(Entries from a dataset)
** begin **
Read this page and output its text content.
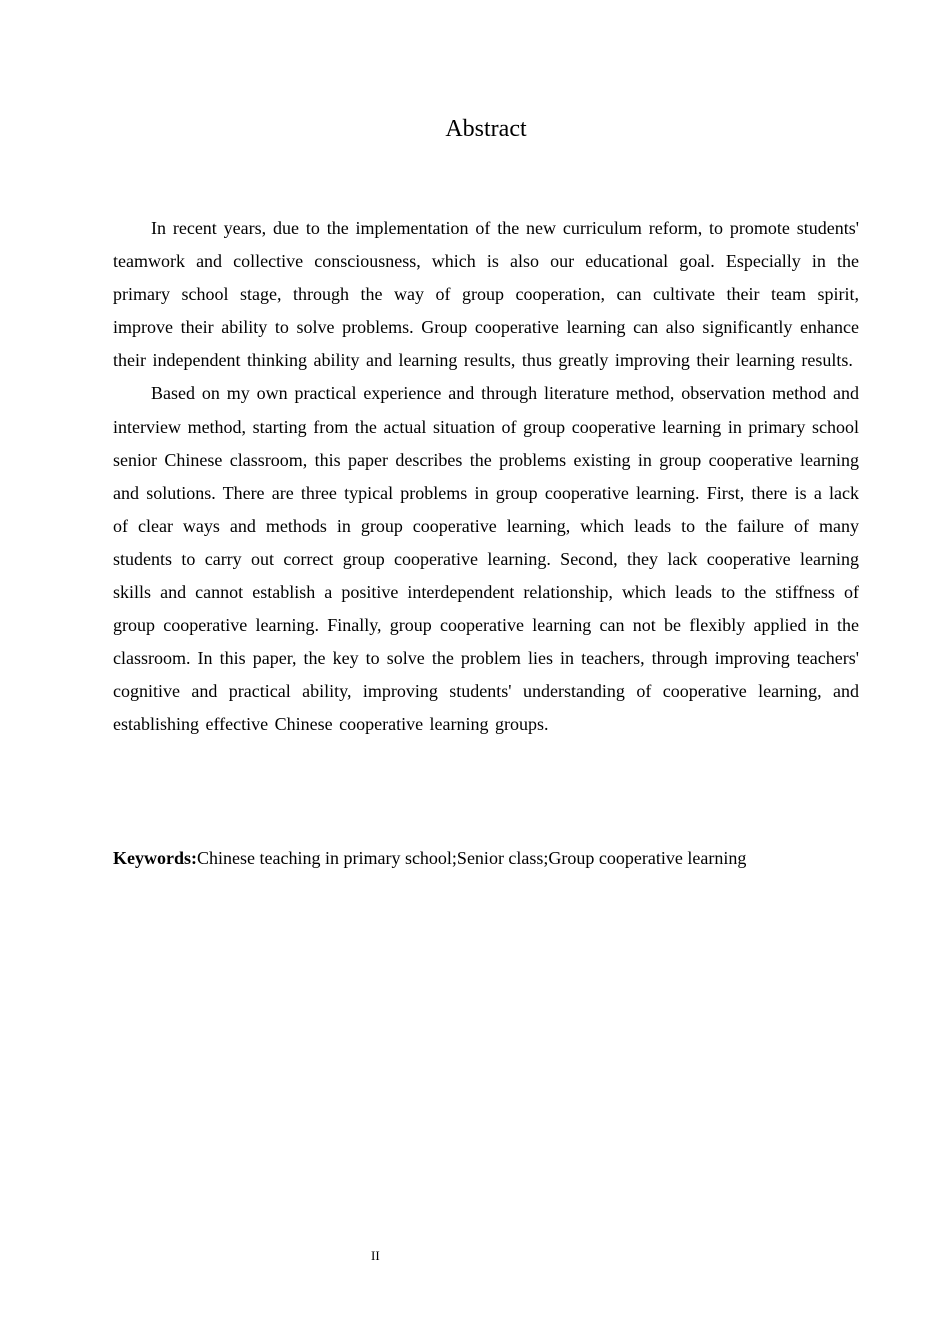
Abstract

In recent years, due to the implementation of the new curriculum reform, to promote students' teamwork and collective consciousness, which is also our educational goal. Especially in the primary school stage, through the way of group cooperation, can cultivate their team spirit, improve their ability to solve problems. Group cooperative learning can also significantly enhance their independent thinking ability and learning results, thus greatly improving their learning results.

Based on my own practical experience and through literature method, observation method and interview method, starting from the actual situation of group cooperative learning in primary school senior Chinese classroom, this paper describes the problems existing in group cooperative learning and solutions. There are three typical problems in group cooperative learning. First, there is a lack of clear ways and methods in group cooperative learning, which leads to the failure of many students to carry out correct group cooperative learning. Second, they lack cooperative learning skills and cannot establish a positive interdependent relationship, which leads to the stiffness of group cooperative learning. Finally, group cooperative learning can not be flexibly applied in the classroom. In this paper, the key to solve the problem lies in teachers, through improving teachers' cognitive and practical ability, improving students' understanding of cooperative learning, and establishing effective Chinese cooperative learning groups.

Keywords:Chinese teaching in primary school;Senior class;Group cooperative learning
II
** end **
**Exercise task:**
Transcribe the whole listing exactly. Pictures are excluded.

**Answer to this task:**
Read this page and output its text content.
Abstract

In recent years, due to the implementation of the new curriculum reform, to promote students' teamwork and collective consciousness, which is also our educational goal. Especially in the primary school stage, through the way of group cooperation, can cultivate their team spirit, improve their ability to solve problems. Group cooperative learning can also significantly enhance their independent thinking ability and learning results, thus greatly improving their learning results.

Based on my own practical experience and through literature method, observation method and interview method, starting from the actual situation of group cooperative learning in primary school senior Chinese classroom, this paper describes the problems existing in group cooperative learning and solutions. There are three typical problems in group cooperative learning. First, there is a lack of clear ways and methods in group cooperative learning, which leads to the failure of many students to carry out correct group cooperative learning. Second, they lack cooperative learning skills and cannot establish a positive interdependent relationship, which leads to the stiffness of group cooperative learning. Finally, group cooperative learning can not be flexibly applied in the classroom. In this paper, the key to solve the problem lies in teachers, through improving teachers' cognitive and practical ability, improving students' understanding of cooperative learning, and establishing effective Chinese cooperative learning groups.

Keywords:Chinese teaching in primary school;Senior class;Group cooperative learning
II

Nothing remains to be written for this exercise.